Copy out every line that contains "text".

**Rows from a dataset**
>> BEGIN
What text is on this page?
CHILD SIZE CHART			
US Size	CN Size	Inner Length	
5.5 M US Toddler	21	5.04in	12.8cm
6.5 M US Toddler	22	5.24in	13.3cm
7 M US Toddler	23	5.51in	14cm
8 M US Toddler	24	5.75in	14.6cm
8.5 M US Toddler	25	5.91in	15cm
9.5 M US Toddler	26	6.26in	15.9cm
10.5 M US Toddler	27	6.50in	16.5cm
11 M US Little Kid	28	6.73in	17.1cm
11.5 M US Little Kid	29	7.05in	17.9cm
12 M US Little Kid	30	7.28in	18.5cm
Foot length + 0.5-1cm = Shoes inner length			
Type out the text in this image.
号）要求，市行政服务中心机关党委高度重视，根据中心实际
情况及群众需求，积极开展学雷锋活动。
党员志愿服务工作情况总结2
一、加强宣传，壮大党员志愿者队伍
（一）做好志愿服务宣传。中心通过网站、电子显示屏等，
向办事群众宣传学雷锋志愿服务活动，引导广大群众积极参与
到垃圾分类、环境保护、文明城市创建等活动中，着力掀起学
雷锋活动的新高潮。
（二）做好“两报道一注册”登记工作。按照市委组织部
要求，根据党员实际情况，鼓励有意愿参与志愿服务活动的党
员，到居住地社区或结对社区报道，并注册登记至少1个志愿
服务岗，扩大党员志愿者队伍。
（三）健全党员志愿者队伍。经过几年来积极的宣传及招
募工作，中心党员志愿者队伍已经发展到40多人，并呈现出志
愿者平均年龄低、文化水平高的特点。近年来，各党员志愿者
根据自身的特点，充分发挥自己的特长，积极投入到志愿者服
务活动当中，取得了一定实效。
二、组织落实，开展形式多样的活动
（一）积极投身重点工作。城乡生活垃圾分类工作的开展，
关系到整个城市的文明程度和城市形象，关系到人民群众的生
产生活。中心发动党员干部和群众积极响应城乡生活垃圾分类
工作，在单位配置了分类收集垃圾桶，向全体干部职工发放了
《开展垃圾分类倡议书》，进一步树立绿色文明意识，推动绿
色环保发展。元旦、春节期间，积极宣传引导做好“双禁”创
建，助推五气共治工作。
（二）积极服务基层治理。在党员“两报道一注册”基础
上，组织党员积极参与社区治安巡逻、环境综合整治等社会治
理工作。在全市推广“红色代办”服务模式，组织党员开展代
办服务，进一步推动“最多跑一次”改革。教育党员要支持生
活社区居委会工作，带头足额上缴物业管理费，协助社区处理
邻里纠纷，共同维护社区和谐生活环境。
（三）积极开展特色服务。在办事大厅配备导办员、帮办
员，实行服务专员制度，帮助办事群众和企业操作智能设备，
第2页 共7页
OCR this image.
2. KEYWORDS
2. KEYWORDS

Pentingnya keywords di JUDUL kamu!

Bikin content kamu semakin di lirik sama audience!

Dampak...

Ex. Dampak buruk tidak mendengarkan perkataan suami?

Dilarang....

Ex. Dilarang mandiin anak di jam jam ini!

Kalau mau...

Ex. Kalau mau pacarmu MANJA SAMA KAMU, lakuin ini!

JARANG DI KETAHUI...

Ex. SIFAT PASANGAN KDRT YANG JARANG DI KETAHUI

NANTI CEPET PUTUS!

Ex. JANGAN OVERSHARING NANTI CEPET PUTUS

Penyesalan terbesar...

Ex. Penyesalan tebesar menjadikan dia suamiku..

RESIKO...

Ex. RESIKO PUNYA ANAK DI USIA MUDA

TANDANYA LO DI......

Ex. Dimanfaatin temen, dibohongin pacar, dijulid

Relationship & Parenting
>> END
**Response for this exercise**
What text is on this page?
Type out the text in this image.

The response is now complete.